-- BEGIN SUPPLIED MATERIAL --

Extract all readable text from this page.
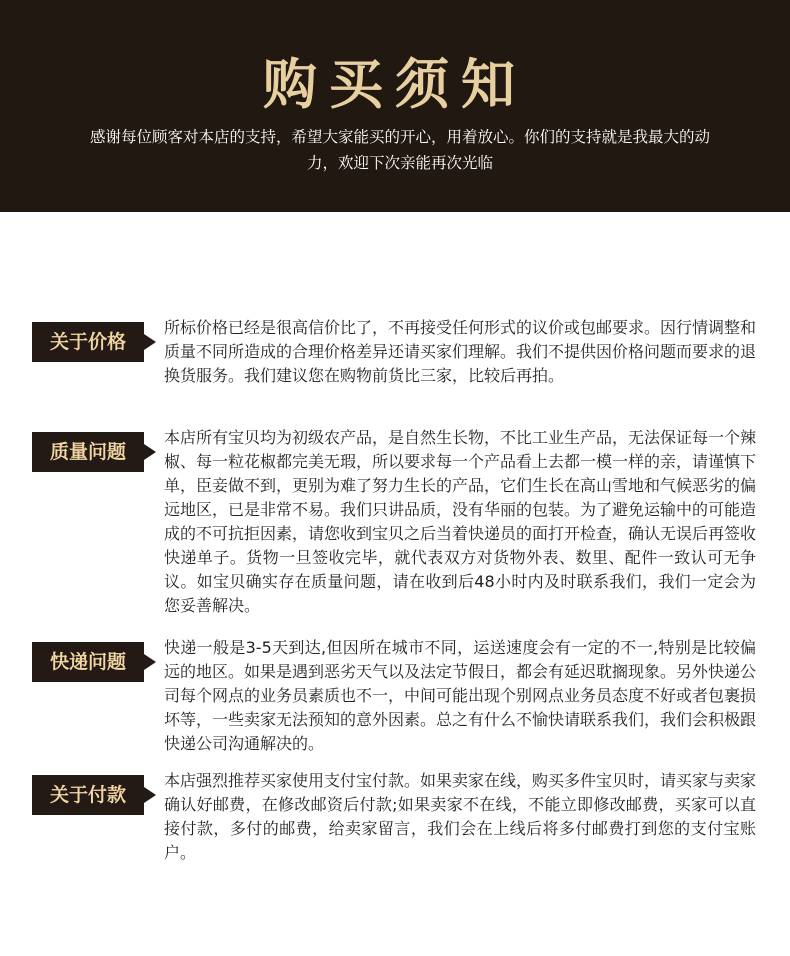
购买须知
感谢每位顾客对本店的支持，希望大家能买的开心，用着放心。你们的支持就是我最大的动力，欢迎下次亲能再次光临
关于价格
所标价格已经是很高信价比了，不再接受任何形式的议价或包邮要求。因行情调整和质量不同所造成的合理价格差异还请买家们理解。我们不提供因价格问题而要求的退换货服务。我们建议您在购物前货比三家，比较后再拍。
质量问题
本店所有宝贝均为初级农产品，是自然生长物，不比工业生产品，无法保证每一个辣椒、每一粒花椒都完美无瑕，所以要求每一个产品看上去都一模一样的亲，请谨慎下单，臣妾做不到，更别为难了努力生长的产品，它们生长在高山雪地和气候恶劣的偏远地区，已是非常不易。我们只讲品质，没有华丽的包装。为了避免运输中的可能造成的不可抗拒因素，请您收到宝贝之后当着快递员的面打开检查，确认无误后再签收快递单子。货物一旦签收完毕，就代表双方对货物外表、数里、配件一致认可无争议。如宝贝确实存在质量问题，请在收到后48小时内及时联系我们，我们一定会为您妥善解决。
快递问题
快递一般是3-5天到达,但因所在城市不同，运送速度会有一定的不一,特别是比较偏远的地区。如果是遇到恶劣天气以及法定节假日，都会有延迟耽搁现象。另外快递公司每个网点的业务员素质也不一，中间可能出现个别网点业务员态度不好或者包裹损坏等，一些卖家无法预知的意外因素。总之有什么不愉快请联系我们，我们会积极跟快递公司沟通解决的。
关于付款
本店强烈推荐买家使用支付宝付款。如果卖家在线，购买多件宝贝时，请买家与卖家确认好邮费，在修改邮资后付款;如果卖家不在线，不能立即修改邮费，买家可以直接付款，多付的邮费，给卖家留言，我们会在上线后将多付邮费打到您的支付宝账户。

-- END SUPPLIED MATERIAL --
-- BEGIN SUPPLIED MATERIAL --

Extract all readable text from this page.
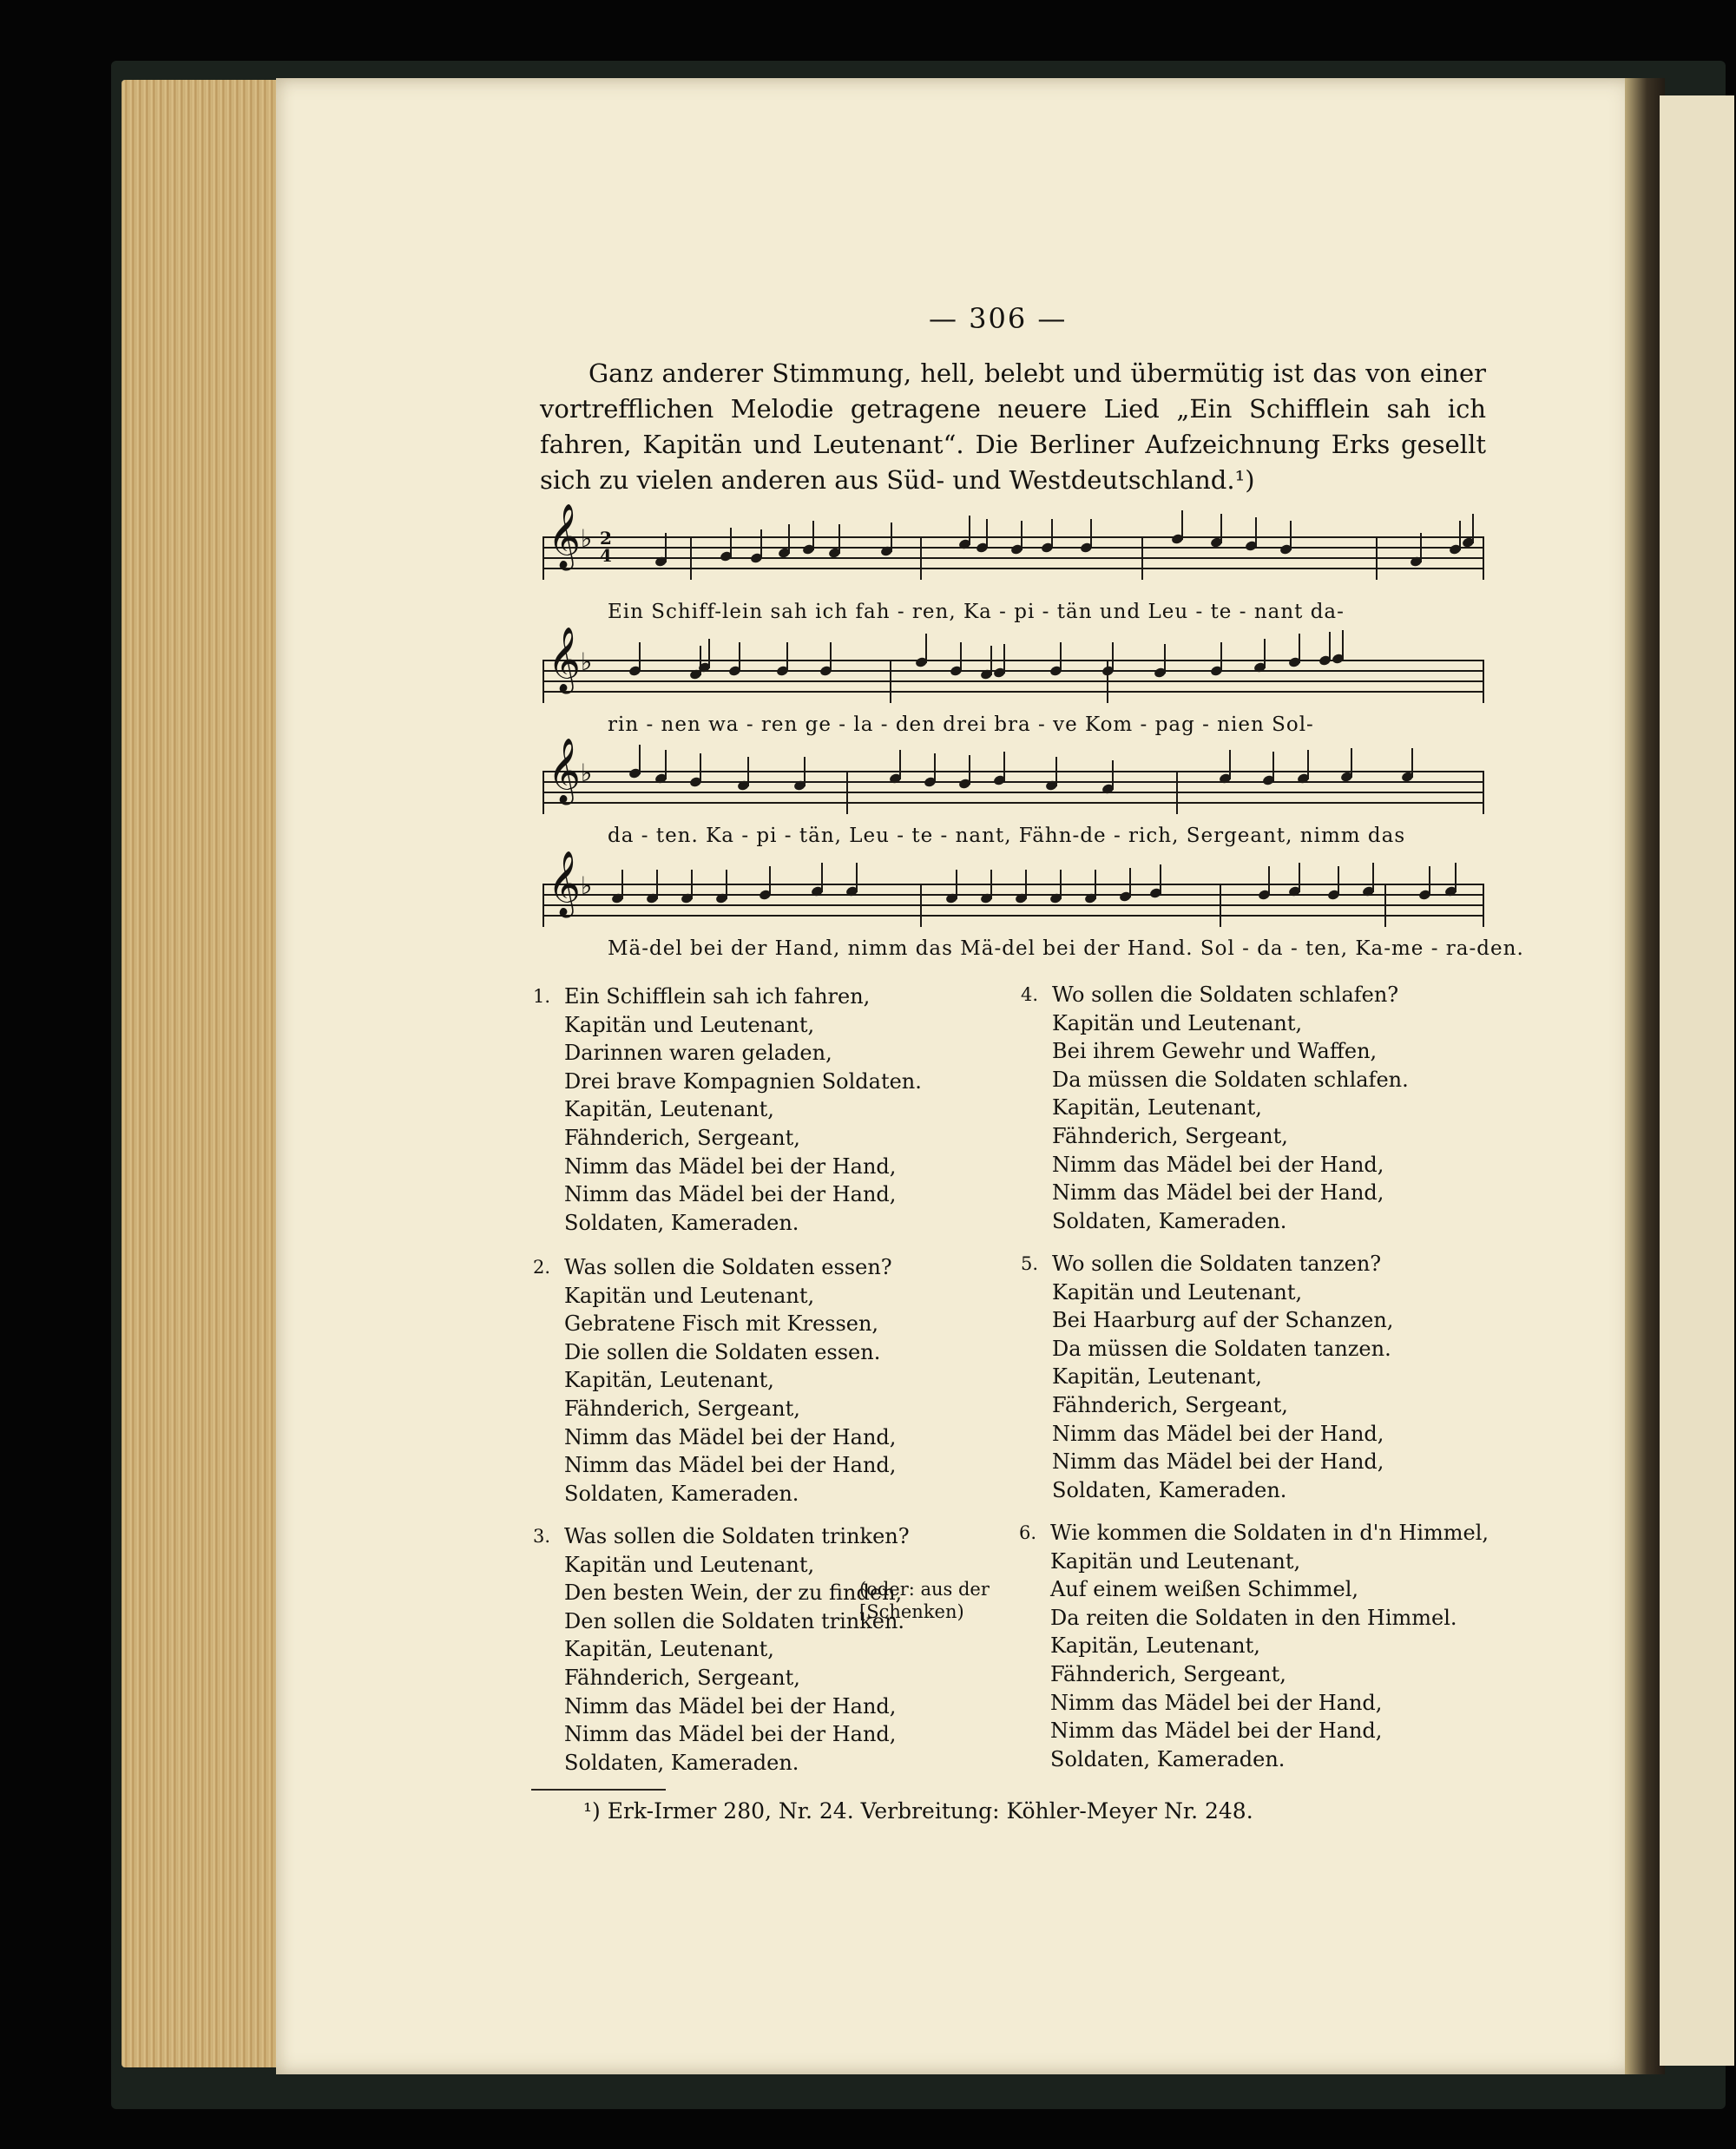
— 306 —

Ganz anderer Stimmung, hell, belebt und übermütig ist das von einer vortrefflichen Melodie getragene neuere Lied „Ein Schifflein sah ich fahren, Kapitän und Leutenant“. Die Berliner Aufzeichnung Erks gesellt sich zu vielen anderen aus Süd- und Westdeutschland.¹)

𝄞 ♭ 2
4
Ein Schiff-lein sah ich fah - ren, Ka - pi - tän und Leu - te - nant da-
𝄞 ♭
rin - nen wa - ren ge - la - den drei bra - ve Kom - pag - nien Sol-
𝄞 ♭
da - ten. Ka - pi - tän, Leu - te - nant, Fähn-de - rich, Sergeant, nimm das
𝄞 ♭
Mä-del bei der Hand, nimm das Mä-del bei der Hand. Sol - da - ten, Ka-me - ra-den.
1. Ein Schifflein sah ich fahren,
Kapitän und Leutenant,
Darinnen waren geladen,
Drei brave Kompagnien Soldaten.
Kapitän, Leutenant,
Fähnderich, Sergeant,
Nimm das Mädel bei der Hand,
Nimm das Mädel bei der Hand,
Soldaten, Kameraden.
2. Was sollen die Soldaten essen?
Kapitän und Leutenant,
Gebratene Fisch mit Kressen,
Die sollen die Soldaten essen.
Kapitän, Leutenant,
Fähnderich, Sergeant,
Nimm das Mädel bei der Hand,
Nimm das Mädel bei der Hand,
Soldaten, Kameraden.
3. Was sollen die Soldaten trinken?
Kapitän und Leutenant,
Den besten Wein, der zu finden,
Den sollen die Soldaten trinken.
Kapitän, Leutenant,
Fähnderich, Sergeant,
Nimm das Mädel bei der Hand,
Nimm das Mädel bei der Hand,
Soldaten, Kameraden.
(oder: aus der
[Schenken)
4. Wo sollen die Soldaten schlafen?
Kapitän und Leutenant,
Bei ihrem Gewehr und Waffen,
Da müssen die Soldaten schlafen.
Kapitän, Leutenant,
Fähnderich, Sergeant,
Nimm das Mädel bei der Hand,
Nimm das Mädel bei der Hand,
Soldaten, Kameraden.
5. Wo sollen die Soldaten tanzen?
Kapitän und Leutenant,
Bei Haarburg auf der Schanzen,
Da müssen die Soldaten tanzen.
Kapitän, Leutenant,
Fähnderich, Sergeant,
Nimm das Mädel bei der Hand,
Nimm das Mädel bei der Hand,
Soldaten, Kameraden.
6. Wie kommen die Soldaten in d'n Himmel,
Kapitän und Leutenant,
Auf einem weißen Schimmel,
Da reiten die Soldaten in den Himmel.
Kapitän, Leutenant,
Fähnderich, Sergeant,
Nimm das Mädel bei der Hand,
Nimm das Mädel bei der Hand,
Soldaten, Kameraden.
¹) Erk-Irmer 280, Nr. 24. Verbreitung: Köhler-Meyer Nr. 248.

-- END SUPPLIED MATERIAL --
-- BEGIN SUPPLIED MATERIAL --

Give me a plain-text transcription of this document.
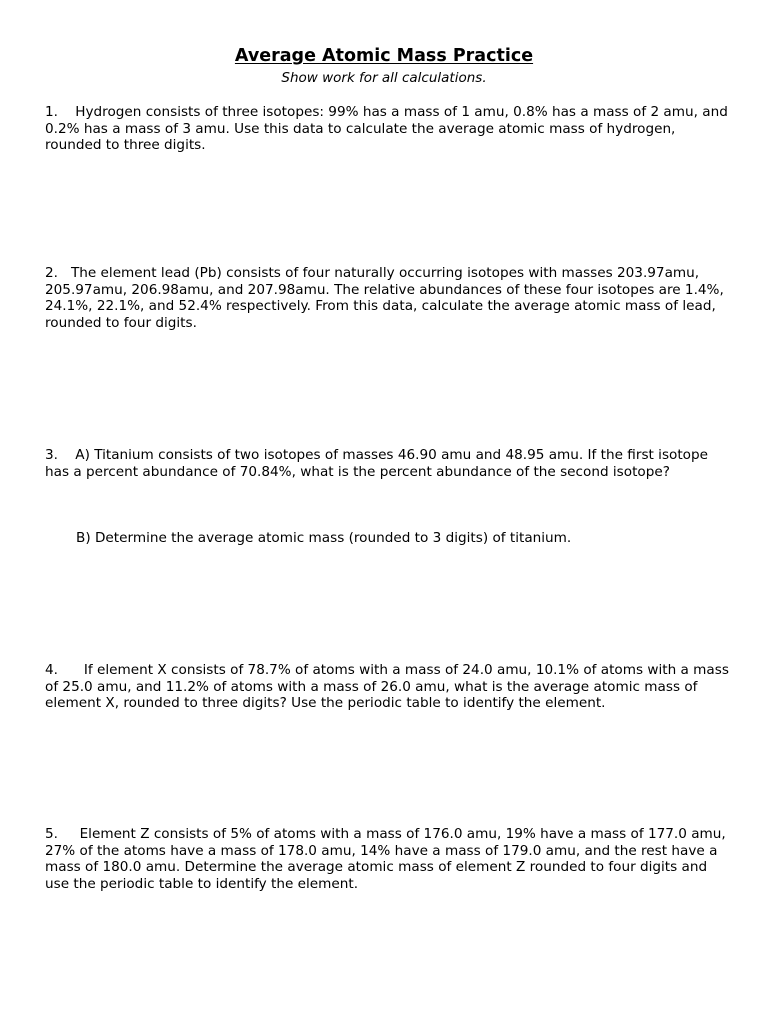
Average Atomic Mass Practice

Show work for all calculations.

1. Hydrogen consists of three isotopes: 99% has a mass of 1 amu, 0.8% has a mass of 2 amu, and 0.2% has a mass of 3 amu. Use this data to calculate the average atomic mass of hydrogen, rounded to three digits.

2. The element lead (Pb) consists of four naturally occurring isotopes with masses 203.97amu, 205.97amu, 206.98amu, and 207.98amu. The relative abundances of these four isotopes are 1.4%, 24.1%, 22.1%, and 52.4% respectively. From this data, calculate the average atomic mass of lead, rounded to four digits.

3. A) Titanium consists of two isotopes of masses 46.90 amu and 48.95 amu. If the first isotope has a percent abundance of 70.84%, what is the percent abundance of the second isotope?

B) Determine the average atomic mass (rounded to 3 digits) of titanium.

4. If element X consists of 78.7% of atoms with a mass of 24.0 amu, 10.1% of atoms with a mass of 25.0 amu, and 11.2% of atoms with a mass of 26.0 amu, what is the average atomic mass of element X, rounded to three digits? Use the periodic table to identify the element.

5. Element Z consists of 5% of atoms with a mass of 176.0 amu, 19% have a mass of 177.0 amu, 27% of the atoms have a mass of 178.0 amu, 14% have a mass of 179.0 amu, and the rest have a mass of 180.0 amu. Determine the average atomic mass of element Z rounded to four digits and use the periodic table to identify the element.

-- END SUPPLIED MATERIAL --

WRITTEN PROBLEM: Check all the records above and select each line where the string "data" is found.

SOLUTION TO THIS EXERCISE:
1. Hydrogen consists of three isotopes: 99% has a mass of 1 amu, 0.8% has a mass of 2 amu, and 0.2% has a mass of 3 amu. Use this data to calculate the average atomic mass of hydrogen, rounded to three digits.
2. The element lead (Pb) consists of four naturally occurring isotopes with masses 203.97amu, 205.97amu, 206.98amu, and 207.98amu. The relative abundances of these four isotopes are 1.4%, 24.1%, 22.1%, and 52.4% respectively. From this data, calculate the average atomic mass of lead, rounded to four digits.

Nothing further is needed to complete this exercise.